[Data entries]
--

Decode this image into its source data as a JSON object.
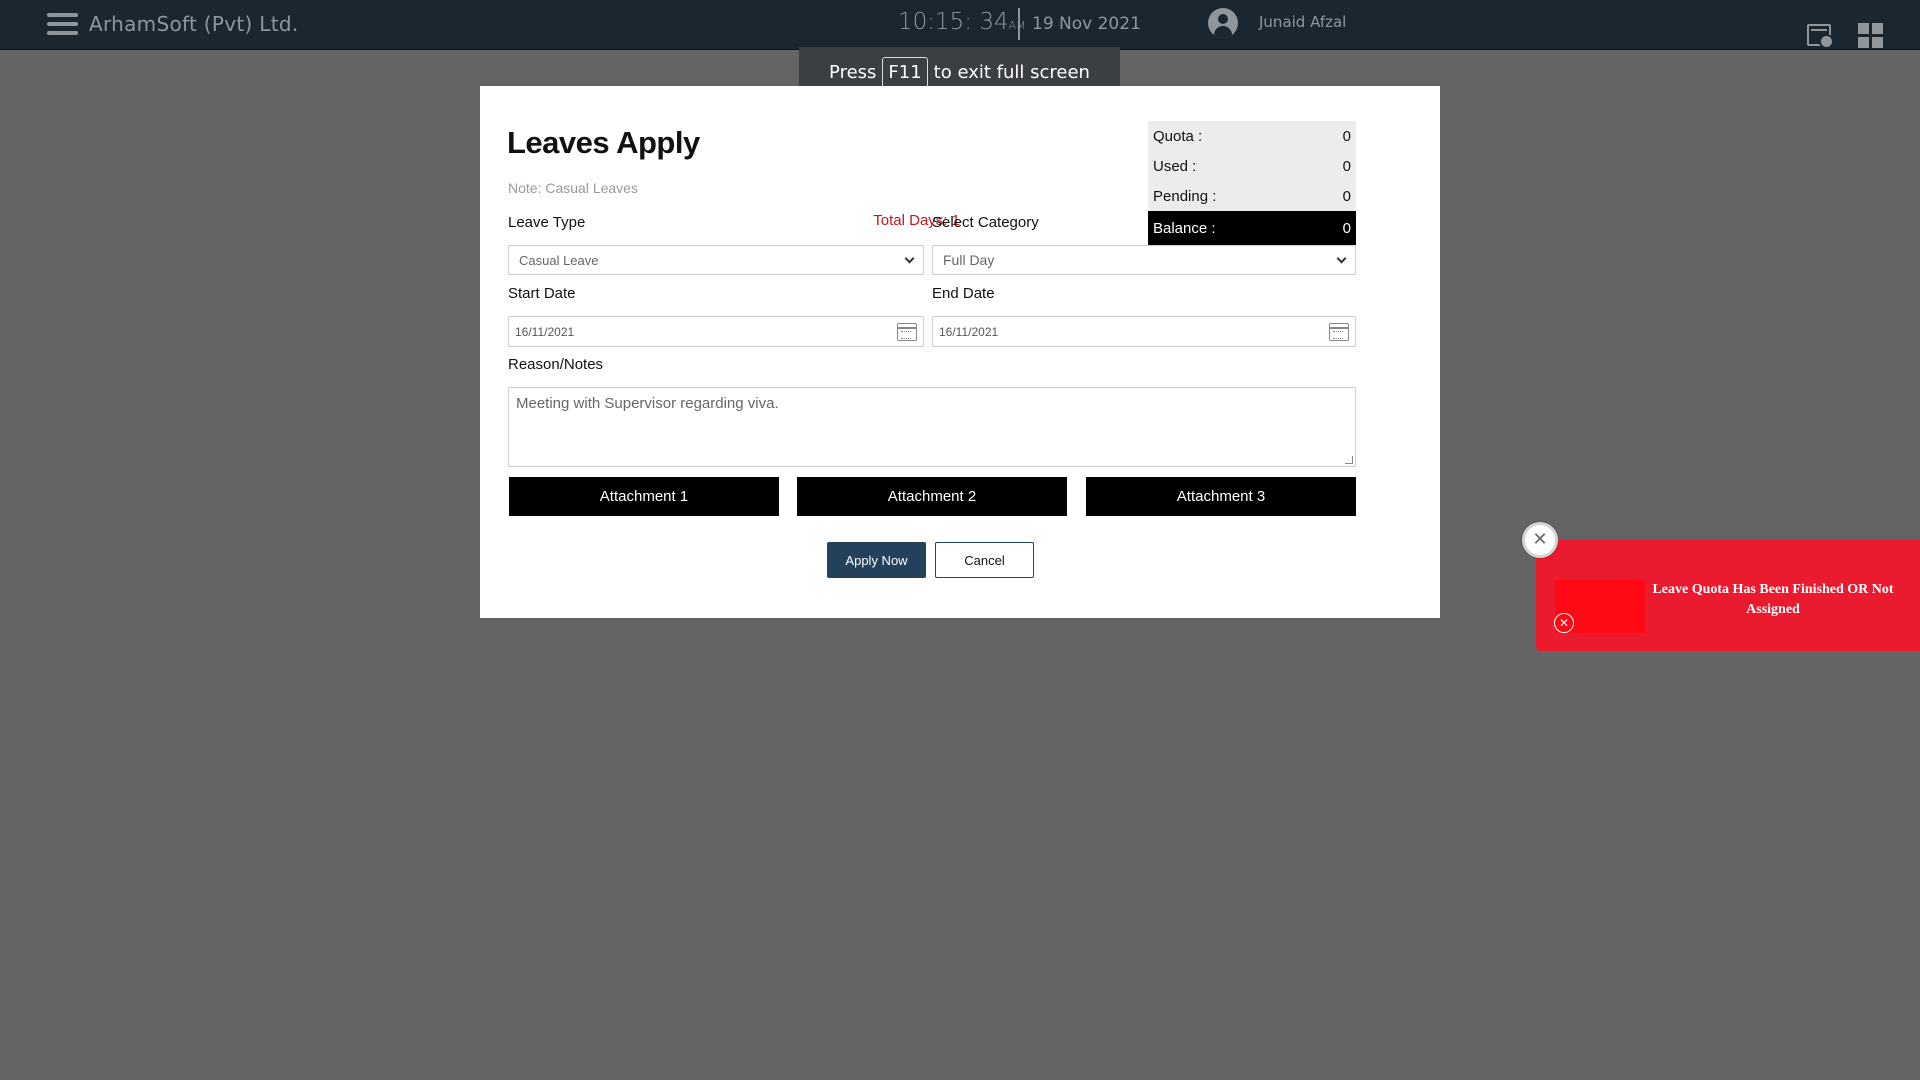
{
  "header": {
    "app_title": "ArhamSoft (Pvt) Ltd.",
    "time": "10:15: 34",
    "ampm": "AM",
    "date": "19 Nov 2021",
    "user_name": "Junaid Afzal",
    "icons": [
      "menu-icon",
      "avatar-icon",
      "calendar-check-icon",
      "grid-icon"
    ]
  },
  "fullscreen_banner": {
    "prefix": "Press",
    "key": "F11",
    "suffix": "to exit full screen"
  },
  "modal": {
    "title": "Leaves Apply",
    "note": "Note: Casual Leaves",
    "leave_type_label": "Leave Type",
    "total_days": "Total Days: 1",
    "category_label": "Select Category",
    "leave_type_value": "Casual Leave",
    "category_value": "Full Day",
    "start_date_label": "Start Date",
    "end_date_label": "End Date",
    "start_date_value": "16/11/2021",
    "end_date_value": "16/11/2021",
    "reason_label": "Reason/Notes",
    "reason_value": "Meeting with Supervisor regarding viva.",
    "attachments": [
      "Attachment 1",
      "Attachment 2",
      "Attachment 3"
    ],
    "apply_label": "Apply Now",
    "cancel_label": "Cancel",
    "quota": {
      "quota_label": "Quota :",
      "quota_value": "0",
      "used_label": "Used :",
      "used_value": "0",
      "pending_label": "Pending :",
      "pending_value": "0",
      "balance_label": "Balance :",
      "balance_value": "0"
    }
  },
  "toast": {
    "message": "Leave Quota Has Been Finished OR Not Assigned",
    "close_symbol": "✕",
    "dismiss_symbol": "✕",
    "color": "#ea1a2f"
  },
  "colors": {
    "topbar": "#1a2731",
    "overlay": "#646464",
    "primary_button": "#24415c",
    "total_days": "#c0181d"
  }
}
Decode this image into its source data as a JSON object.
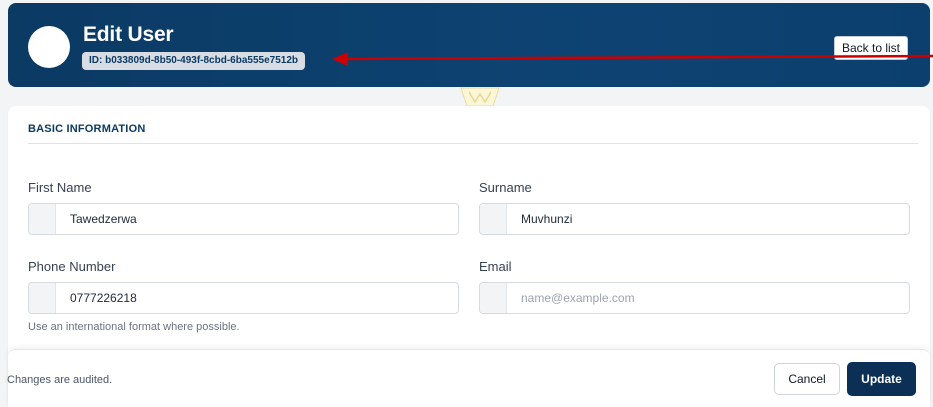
{
  "header": {
    "title": "Edit User",
    "id_badge": "ID: b033809d-8b50-493f-8cbd-6ba555e7512b",
    "back_label": "Back to list",
    "accent_color": "#0b3a63"
  },
  "annotation": {
    "arrow_color": "#cc0000"
  },
  "section": {
    "title": "BASIC INFORMATION"
  },
  "fields": {
    "first_name": {
      "label": "First Name",
      "value": "Tawedzerwa",
      "placeholder": ""
    },
    "surname": {
      "label": "Surname",
      "value": "Muvhunzi",
      "placeholder": ""
    },
    "phone": {
      "label": "Phone Number",
      "value": "0777226218",
      "placeholder": "",
      "hint": "Use an international format where possible."
    },
    "email": {
      "label": "Email",
      "value": "",
      "placeholder": "name@example.com"
    }
  },
  "footer": {
    "note": "Changes are audited.",
    "cancel_label": "Cancel",
    "update_label": "Update",
    "primary_color": "#0b2f55"
  }
}
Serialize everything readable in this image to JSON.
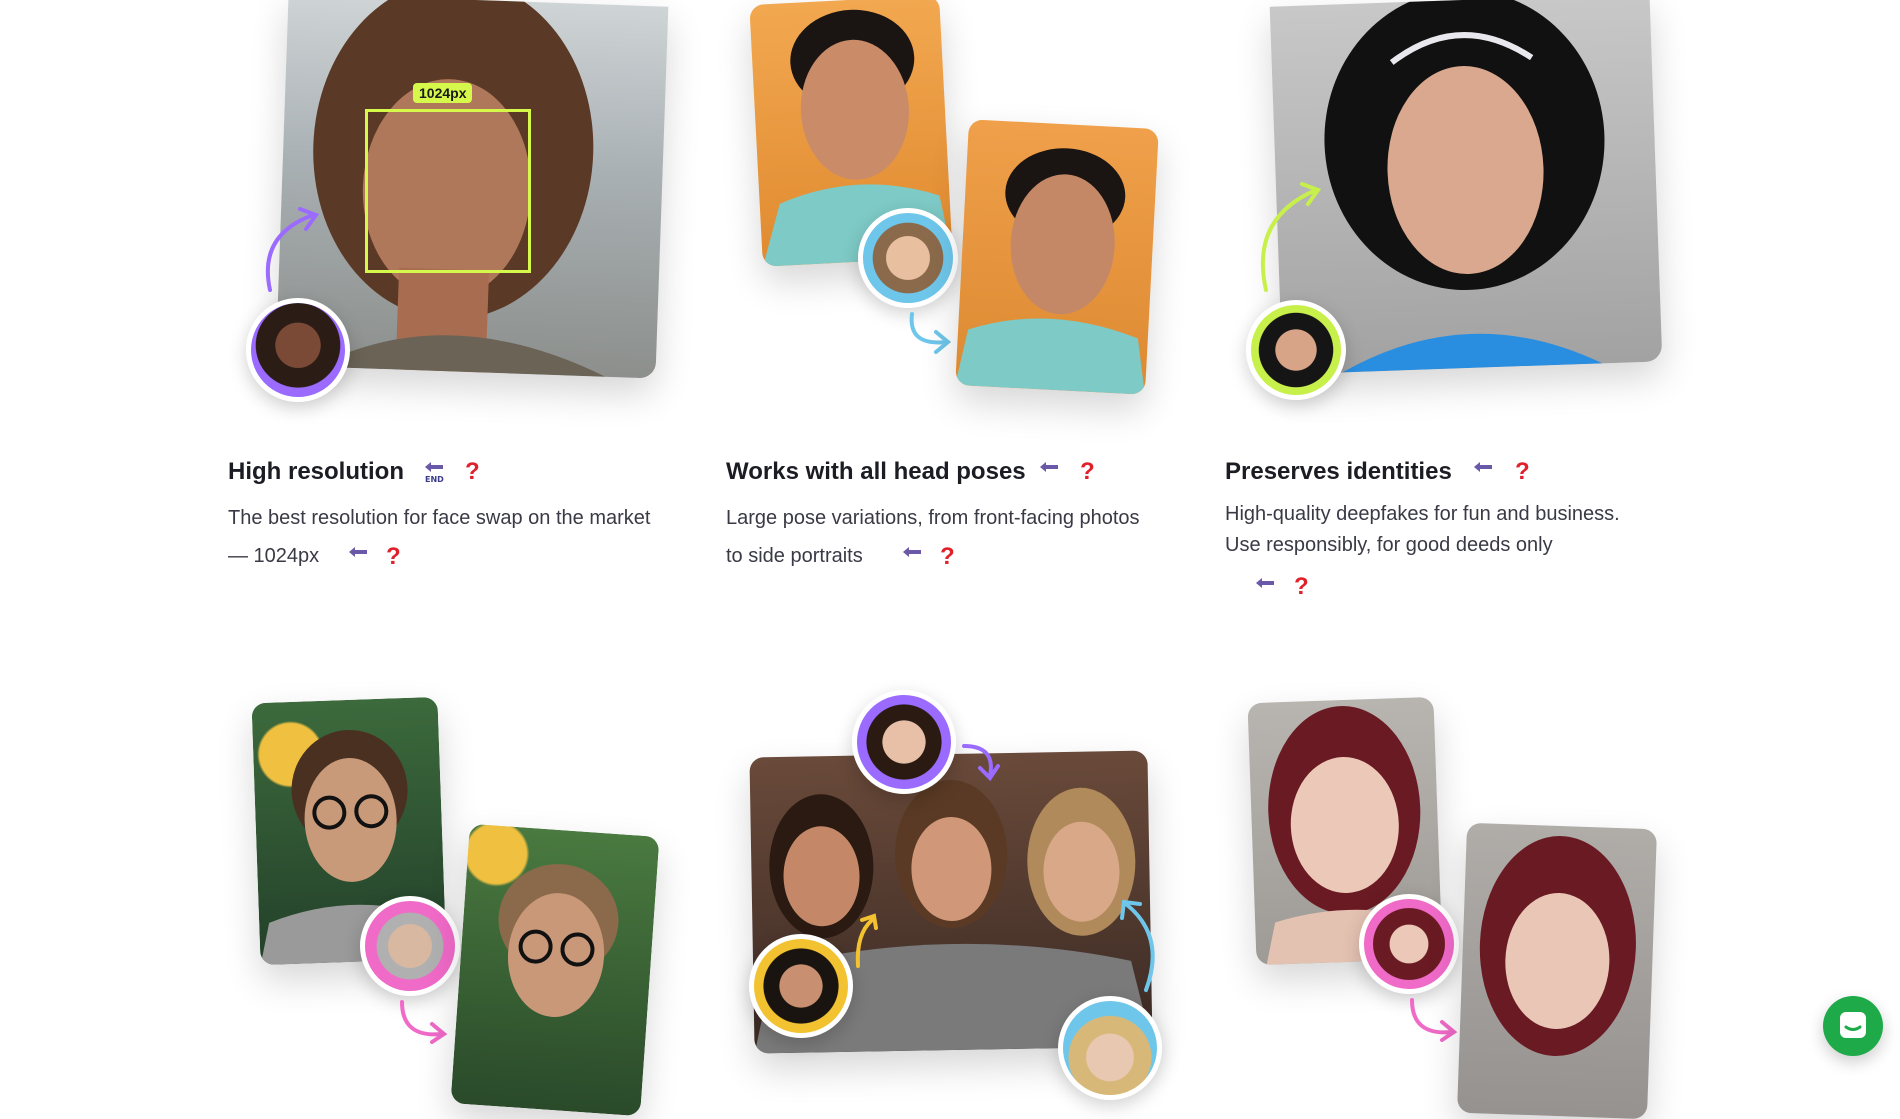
{
  "features": [
    {
      "title": "High resolution",
      "desc_line1": "The best resolution for face swap on the market",
      "desc_line2": "— 1024px",
      "tag": "1024px"
    },
    {
      "title": "Works with all head poses",
      "desc_line1": "Large pose variations, from front-facing photos",
      "desc_line2": "to side portraits"
    },
    {
      "title": "Preserves identities",
      "desc_line1": "High-quality deepfakes for fun and business.",
      "desc_line2": "Use responsibly, for good deeds only"
    }
  ],
  "icons": {
    "end_label": "END",
    "question": "?"
  },
  "colors": {
    "accent_lime": "#d6f84a",
    "purple": "#9b6bff",
    "cyan": "#6ec6ea",
    "pink": "#f06ac8",
    "yellow": "#f2c230",
    "chat_green": "#1faa4a"
  }
}
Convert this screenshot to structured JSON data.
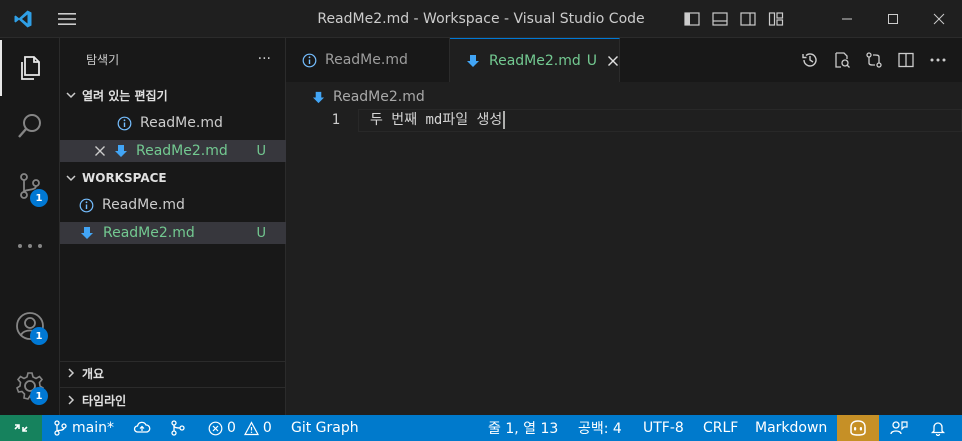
{
  "window": {
    "title": "ReadMe2.md - Workspace - Visual Studio Code",
    "icons": [
      "vscode-logo-icon",
      "hamburger-menu-icon",
      "toggle-primary-sidebar-icon",
      "toggle-panel-icon",
      "toggle-secondary-sidebar-icon",
      "customize-layout-icon",
      "minimize-icon",
      "maximize-icon",
      "close-icon"
    ]
  },
  "activity_bar": {
    "items": [
      {
        "name": "explorer",
        "icon": "files-icon"
      },
      {
        "name": "search",
        "icon": "search-icon"
      },
      {
        "name": "source-control",
        "icon": "source-control-icon",
        "badge": "1"
      },
      {
        "name": "more",
        "icon": "ellipsis-icon"
      },
      {
        "name": "accounts",
        "icon": "account-icon",
        "badge": "1"
      },
      {
        "name": "manage",
        "icon": "gear-icon",
        "badge": "1"
      }
    ]
  },
  "sidebar": {
    "title": "탐색기",
    "more": "···",
    "open_editors": {
      "header": "열려 있는 편집기",
      "items": [
        {
          "label": "ReadMe.md",
          "icon": "info-icon",
          "status": ""
        },
        {
          "label": "ReadMe2.md",
          "icon": "markdown-download-icon",
          "status": "U"
        }
      ]
    },
    "workspace": {
      "header": "WORKSPACE",
      "items": [
        {
          "label": "ReadMe.md",
          "icon": "info-icon",
          "status": ""
        },
        {
          "label": "ReadMe2.md",
          "icon": "markdown-download-icon",
          "status": "U"
        }
      ]
    },
    "outline": "개요",
    "timeline": "타임라인"
  },
  "tabs": [
    {
      "label": "ReadMe.md",
      "icon": "info-icon",
      "active": false,
      "status": ""
    },
    {
      "label": "ReadMe2.md",
      "icon": "markdown-download-icon",
      "active": true,
      "status": "U"
    }
  ],
  "editor_actions": [
    "timeline-history-icon",
    "open-preview-icon",
    "git-compare-icon",
    "split-editor-icon",
    "more-actions-icon"
  ],
  "editor": {
    "breadcrumb": "ReadMe2.md",
    "lines": [
      {
        "number": "1",
        "text": "두 번째 md파일 생성"
      }
    ]
  },
  "status_bar": {
    "branch": "main*",
    "errors": "0",
    "warnings": "0",
    "git_graph": "Git Graph",
    "position": "줄 1, 열 13",
    "spaces": "공백: 4",
    "encoding": "UTF-8",
    "eol": "CRLF",
    "language": "Markdown",
    "colors": {
      "bar": "#007acc",
      "remote": "#16825d",
      "copilot": "#c69026"
    }
  }
}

--

▶ What is asked
Which lines hold the word "header"? Copy each of them from the records.

▶ Completed task
  "header": {
  "header": {
      "header": "열려 있는 편집기",
      "header": "WORKSPACE",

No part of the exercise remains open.